─── Recorded information ───
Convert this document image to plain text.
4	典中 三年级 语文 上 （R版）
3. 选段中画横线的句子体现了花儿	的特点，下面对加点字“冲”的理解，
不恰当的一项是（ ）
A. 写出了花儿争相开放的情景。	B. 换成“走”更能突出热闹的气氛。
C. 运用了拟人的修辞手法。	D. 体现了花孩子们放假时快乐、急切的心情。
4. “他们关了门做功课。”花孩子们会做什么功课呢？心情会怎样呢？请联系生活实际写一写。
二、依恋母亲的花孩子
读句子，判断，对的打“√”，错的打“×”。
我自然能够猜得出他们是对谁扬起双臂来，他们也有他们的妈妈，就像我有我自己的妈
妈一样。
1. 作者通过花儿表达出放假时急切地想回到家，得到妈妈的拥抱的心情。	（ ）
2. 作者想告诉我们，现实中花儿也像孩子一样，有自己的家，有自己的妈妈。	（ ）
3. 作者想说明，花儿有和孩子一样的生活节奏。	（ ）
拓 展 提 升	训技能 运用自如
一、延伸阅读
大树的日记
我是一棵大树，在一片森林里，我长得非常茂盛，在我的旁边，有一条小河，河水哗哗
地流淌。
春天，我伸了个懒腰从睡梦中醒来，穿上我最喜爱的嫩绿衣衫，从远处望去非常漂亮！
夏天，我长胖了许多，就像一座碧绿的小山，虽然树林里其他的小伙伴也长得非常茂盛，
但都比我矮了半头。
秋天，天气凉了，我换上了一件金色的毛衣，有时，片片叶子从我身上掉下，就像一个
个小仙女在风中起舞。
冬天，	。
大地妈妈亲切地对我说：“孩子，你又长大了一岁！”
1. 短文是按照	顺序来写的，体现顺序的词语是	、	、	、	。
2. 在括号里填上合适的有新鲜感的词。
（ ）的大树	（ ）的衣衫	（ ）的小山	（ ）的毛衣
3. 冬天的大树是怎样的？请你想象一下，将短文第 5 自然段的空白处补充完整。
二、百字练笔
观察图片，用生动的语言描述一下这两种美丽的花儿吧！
───
• [Challenge]:
Reproduce the complete data exactly as presented above.

• [Written reply]:
Convert this document image to plain text.
4	典中 三年级 语文 上 （R版）
3. 选段中画横线的句子体现了花儿	的特点，下面对加点字“冲”的理解，
不恰当的一项是（ ）
A. 写出了花儿争相开放的情景。	B. 换成“走”更能突出热闹的气氛。
C. 运用了拟人的修辞手法。	D. 体现了花孩子们放假时快乐、急切的心情。
4. “他们关了门做功课。”花孩子们会做什么功课呢？心情会怎样呢？请联系生活实际写一写。
二、依恋母亲的花孩子
读句子，判断，对的打“√”，错的打“×”。
我自然能够猜得出他们是对谁扬起双臂来，他们也有他们的妈妈，就像我有我自己的妈
妈一样。
1. 作者通过花儿表达出放假时急切地想回到家，得到妈妈的拥抱的心情。	（ ）
2. 作者想告诉我们，现实中花儿也像孩子一样，有自己的家，有自己的妈妈。	（ ）
3. 作者想说明，花儿有和孩子一样的生活节奏。	（ ）
拓 展 提 升	训技能 运用自如
一、延伸阅读
大树的日记
我是一棵大树，在一片森林里，我长得非常茂盛，在我的旁边，有一条小河，河水哗哗
地流淌。
春天，我伸了个懒腰从睡梦中醒来，穿上我最喜爱的嫩绿衣衫，从远处望去非常漂亮！
夏天，我长胖了许多，就像一座碧绿的小山，虽然树林里其他的小伙伴也长得非常茂盛，
但都比我矮了半头。
秋天，天气凉了，我换上了一件金色的毛衣，有时，片片叶子从我身上掉下，就像一个
个小仙女在风中起舞。
冬天，	。
大地妈妈亲切地对我说：“孩子，你又长大了一岁！”
1. 短文是按照	顺序来写的，体现顺序的词语是	、	、	、	。
2. 在括号里填上合适的有新鲜感的词。
（ ）的大树	（ ）的衣衫	（ ）的小山	（ ）的毛衣
3. 冬天的大树是怎样的？请你想象一下，将短文第 5 自然段的空白处补充完整。
二、百字练笔
观察图片，用生动的语言描述一下这两种美丽的花儿吧！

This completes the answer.